GIVEN REQUEST: Write out each line beneath this one exactly as it reads.

Dataset rows about figures
_ _ _

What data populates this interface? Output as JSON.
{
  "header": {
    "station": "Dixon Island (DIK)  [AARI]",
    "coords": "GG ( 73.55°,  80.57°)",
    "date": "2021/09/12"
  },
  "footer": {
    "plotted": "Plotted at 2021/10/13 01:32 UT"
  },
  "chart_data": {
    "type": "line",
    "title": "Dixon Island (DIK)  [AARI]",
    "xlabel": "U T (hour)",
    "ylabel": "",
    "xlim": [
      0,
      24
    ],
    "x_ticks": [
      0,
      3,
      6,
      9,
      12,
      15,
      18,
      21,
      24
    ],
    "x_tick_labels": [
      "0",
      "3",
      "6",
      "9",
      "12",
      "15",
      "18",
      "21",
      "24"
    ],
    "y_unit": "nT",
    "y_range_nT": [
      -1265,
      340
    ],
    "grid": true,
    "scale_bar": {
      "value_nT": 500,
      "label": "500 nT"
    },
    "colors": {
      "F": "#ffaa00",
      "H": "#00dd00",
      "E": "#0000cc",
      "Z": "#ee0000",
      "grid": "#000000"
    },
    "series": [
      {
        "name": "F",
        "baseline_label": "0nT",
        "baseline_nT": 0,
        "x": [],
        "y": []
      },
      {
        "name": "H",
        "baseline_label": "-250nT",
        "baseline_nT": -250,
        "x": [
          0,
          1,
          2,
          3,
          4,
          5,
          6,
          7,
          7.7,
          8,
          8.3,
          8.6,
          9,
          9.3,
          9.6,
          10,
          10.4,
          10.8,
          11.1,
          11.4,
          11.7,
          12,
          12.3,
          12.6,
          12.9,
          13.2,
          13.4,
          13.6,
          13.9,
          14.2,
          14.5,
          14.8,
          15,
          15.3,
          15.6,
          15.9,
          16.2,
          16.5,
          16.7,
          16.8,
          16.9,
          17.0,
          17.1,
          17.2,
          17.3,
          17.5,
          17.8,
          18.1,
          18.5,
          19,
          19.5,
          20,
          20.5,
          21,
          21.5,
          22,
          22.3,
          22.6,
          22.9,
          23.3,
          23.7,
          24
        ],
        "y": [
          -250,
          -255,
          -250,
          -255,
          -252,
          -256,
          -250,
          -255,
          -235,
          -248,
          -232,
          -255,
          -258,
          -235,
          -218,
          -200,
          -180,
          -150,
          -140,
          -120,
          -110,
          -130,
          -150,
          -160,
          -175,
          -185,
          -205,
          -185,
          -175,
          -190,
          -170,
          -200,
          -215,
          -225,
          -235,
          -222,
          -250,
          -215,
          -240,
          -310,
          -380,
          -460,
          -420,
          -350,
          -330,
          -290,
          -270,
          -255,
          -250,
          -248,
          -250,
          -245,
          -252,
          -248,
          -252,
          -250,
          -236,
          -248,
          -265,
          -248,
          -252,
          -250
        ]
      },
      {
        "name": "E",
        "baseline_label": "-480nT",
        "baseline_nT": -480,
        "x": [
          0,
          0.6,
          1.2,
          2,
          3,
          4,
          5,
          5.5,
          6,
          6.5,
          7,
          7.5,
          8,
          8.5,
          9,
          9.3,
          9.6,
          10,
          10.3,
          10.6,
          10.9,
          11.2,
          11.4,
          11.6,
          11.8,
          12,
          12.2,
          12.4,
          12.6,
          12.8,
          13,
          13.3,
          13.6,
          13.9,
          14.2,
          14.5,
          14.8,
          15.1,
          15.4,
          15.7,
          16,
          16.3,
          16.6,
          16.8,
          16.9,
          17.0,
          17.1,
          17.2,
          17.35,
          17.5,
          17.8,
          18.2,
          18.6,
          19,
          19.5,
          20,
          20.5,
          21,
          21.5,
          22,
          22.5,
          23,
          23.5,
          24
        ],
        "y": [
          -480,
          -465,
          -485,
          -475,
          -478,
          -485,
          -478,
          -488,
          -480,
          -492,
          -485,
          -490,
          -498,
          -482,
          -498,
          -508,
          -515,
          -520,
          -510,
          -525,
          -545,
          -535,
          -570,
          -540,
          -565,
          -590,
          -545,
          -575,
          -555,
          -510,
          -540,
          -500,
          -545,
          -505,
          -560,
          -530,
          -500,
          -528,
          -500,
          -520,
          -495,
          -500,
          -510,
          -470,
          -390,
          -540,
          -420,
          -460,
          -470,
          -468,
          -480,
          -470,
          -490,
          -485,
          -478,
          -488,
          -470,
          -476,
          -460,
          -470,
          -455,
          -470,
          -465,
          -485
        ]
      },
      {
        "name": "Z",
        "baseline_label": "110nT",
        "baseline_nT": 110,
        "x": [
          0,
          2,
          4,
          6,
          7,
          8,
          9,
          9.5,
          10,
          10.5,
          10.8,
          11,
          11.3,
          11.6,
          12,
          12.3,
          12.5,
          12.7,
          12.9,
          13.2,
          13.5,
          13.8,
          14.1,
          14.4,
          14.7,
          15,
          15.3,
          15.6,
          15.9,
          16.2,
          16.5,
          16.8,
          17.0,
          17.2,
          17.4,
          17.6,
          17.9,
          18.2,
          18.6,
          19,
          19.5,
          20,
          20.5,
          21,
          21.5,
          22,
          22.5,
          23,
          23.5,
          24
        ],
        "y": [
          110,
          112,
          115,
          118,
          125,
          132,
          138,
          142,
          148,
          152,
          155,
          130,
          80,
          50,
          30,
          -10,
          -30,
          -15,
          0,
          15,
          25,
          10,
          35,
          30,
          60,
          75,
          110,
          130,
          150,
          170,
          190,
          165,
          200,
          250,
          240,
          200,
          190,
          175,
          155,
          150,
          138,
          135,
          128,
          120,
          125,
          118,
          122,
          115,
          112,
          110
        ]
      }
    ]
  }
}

_ _ _

EXPECTED ANSWER:
What data populates this interface? Output as JSON.
{
  "header": {
    "station": "Dixon Island (DIK)  [AARI]",
    "coords": "GG ( 73.55°,  80.57°)",
    "date": "2021/09/12"
  },
  "footer": {
    "plotted": "Plotted at 2021/10/13 01:32 UT"
  },
  "chart_data": {
    "type": "line",
    "title": "Dixon Island (DIK)  [AARI]",
    "xlabel": "U T (hour)",
    "ylabel": "",
    "xlim": [
      0,
      24
    ],
    "x_ticks": [
      0,
      3,
      6,
      9,
      12,
      15,
      18,
      21,
      24
    ],
    "x_tick_labels": [
      "0",
      "3",
      "6",
      "9",
      "12",
      "15",
      "18",
      "21",
      "24"
    ],
    "y_unit": "nT",
    "y_range_nT": [
      -1265,
      340
    ],
    "grid": true,
    "scale_bar": {
      "value_nT": 500,
      "label": "500 nT"
    },
    "colors": {
      "F": "#ffaa00",
      "H": "#00dd00",
      "E": "#0000cc",
      "Z": "#ee0000",
      "grid": "#000000"
    },
    "series": [
      {
        "name": "F",
        "baseline_label": "0nT",
        "baseline_nT": 0,
        "x": [],
        "y": []
      },
      {
        "name": "H",
        "baseline_label": "-250nT",
        "baseline_nT": -250,
        "x": [
          0,
          1,
          2,
          3,
          4,
          5,
          6,
          7,
          7.7,
          8,
          8.3,
          8.6,
          9,
          9.3,
          9.6,
          10,
          10.4,
          10.8,
          11.1,
          11.4,
          11.7,
          12,
          12.3,
          12.6,
          12.9,
          13.2,
          13.4,
          13.6,
          13.9,
          14.2,
          14.5,
          14.8,
          15,
          15.3,
          15.6,
          15.9,
          16.2,
          16.5,
          16.7,
          16.8,
          16.9,
          17.0,
          17.1,
          17.2,
          17.3,
          17.5,
          17.8,
          18.1,
          18.5,
          19,
          19.5,
          20,
          20.5,
          21,
          21.5,
          22,
          22.3,
          22.6,
          22.9,
          23.3,
          23.7,
          24
        ],
        "y": [
          -250,
          -255,
          -250,
          -255,
          -252,
          -256,
          -250,
          -255,
          -235,
          -248,
          -232,
          -255,
          -258,
          -235,
          -218,
          -200,
          -180,
          -150,
          -140,
          -120,
          -110,
          -130,
          -150,
          -160,
          -175,
          -185,
          -205,
          -185,
          -175,
          -190,
          -170,
          -200,
          -215,
          -225,
          -235,
          -222,
          -250,
          -215,
          -240,
          -310,
          -380,
          -460,
          -420,
          -350,
          -330,
          -290,
          -270,
          -255,
          -250,
          -248,
          -250,
          -245,
          -252,
          -248,
          -252,
          -250,
          -236,
          -248,
          -265,
          -248,
          -252,
          -250
        ]
      },
      {
        "name": "E",
        "baseline_label": "-480nT",
        "baseline_nT": -480,
        "x": [
          0,
          0.6,
          1.2,
          2,
          3,
          4,
          5,
          5.5,
          6,
          6.5,
          7,
          7.5,
          8,
          8.5,
          9,
          9.3,
          9.6,
          10,
          10.3,
          10.6,
          10.9,
          11.2,
          11.4,
          11.6,
          11.8,
          12,
          12.2,
          12.4,
          12.6,
          12.8,
          13,
          13.3,
          13.6,
          13.9,
          14.2,
          14.5,
          14.8,
          15.1,
          15.4,
          15.7,
          16,
          16.3,
          16.6,
          16.8,
          16.9,
          17.0,
          17.1,
          17.2,
          17.35,
          17.5,
          17.8,
          18.2,
          18.6,
          19,
          19.5,
          20,
          20.5,
          21,
          21.5,
          22,
          22.5,
          23,
          23.5,
          24
        ],
        "y": [
          -480,
          -465,
          -485,
          -475,
          -478,
          -485,
          -478,
          -488,
          -480,
          -492,
          -485,
          -490,
          -498,
          -482,
          -498,
          -508,
          -515,
          -520,
          -510,
          -525,
          -545,
          -535,
          -570,
          -540,
          -565,
          -590,
          -545,
          -575,
          -555,
          -510,
          -540,
          -500,
          -545,
          -505,
          -560,
          -530,
          -500,
          -528,
          -500,
          -520,
          -495,
          -500,
          -510,
          -470,
          -390,
          -540,
          -420,
          -460,
          -470,
          -468,
          -480,
          -470,
          -490,
          -485,
          -478,
          -488,
          -470,
          -476,
          -460,
          -470,
          -455,
          -470,
          -465,
          -485
        ]
      },
      {
        "name": "Z",
        "baseline_label": "110nT",
        "baseline_nT": 110,
        "x": [
          0,
          2,
          4,
          6,
          7,
          8,
          9,
          9.5,
          10,
          10.5,
          10.8,
          11,
          11.3,
          11.6,
          12,
          12.3,
          12.5,
          12.7,
          12.9,
          13.2,
          13.5,
          13.8,
          14.1,
          14.4,
          14.7,
          15,
          15.3,
          15.6,
          15.9,
          16.2,
          16.5,
          16.8,
          17.0,
          17.2,
          17.4,
          17.6,
          17.9,
          18.2,
          18.6,
          19,
          19.5,
          20,
          20.5,
          21,
          21.5,
          22,
          22.5,
          23,
          23.5,
          24
        ],
        "y": [
          110,
          112,
          115,
          118,
          125,
          132,
          138,
          142,
          148,
          152,
          155,
          130,
          80,
          50,
          30,
          -10,
          -30,
          -15,
          0,
          15,
          25,
          10,
          35,
          30,
          60,
          75,
          110,
          130,
          150,
          170,
          190,
          165,
          200,
          250,
          240,
          200,
          190,
          175,
          155,
          150,
          138,
          135,
          128,
          120,
          125,
          118,
          122,
          115,
          112,
          110
        ]
      }
    ]
  }
}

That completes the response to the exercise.